** BEGIN **

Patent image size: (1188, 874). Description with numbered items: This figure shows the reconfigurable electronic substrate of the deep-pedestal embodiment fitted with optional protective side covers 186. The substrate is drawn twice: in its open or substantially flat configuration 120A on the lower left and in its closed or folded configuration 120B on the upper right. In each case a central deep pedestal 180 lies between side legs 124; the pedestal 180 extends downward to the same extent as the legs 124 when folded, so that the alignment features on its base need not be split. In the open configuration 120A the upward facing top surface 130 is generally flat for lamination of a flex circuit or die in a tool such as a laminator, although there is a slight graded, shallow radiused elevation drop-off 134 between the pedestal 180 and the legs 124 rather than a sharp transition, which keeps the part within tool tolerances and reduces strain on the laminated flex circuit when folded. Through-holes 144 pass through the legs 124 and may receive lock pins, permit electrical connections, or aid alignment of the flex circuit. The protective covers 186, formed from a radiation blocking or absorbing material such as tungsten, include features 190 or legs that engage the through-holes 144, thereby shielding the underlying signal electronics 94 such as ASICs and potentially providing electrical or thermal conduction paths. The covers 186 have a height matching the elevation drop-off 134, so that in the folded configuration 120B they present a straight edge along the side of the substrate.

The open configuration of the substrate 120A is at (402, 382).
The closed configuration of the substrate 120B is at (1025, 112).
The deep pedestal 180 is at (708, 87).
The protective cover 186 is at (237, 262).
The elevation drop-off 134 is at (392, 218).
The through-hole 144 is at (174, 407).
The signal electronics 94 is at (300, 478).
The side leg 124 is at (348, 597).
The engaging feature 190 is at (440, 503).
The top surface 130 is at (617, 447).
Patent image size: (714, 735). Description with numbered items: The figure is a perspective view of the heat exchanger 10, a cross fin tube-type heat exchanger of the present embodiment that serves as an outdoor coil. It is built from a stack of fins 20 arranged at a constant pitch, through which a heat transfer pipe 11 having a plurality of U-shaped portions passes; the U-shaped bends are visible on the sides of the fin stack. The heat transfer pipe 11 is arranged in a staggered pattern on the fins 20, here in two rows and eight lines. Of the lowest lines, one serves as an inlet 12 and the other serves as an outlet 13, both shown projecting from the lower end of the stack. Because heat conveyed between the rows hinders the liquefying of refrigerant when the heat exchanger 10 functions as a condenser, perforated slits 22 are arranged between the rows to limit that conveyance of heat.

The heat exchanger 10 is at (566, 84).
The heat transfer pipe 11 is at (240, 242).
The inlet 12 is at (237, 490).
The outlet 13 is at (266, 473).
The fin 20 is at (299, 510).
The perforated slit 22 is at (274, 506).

** END **

● Exercise description
Starting at the first of the lines above and ending at the line that contains "The protective cover 186 is at (237, 262).", rewrite those lines with "reconfigurable" replaced by "adaptable" and all else unchanged.

● Finished task
Patent image size: (1188, 874). Description with numbered items: This figure shows the adaptable electronic substrate of the deep-pedestal embodiment fitted with optional protective side covers 186. The substrate is drawn twice: in its open or substantially flat configuration 120A on the lower left and in its closed or folded configuration 120B on the upper right. In each case a central deep pedestal 180 lies between side legs 124; the pedestal 180 extends downward to the same extent as the legs 124 when folded, so that the alignment features on its base need not be split. In the open configuration 120A the upward facing top surface 130 is generally flat for lamination of a flex circuit or die in a tool such as a laminator, although there is a slight graded, shallow radiused elevation drop-off 134 between the pedestal 180 and the legs 124 rather than a sharp transition, which keeps the part within tool tolerances and reduces strain on the laminated flex circuit when folded. Through-holes 144 pass through the legs 124 and may receive lock pins, permit electrical connections, or aid alignment of the flex circuit. The protective covers 186, formed from a radiation blocking or absorbing material such as tungsten, include features 190 or legs that engage the through-holes 144, thereby shielding the underlying signal electronics 94 such as ASICs and potentially providing electrical or thermal conduction paths. The covers 186 have a height matching the elevation drop-off 134, so that in the folded configuration 120B they present a straight edge along the side of the substrate.

The open configuration of the substrate 120A is at (402, 382).
The closed configuration of the substrate 120B is at (1025, 112).
The deep pedestal 180 is at (708, 87).
The protective cover 186 is at (237, 262).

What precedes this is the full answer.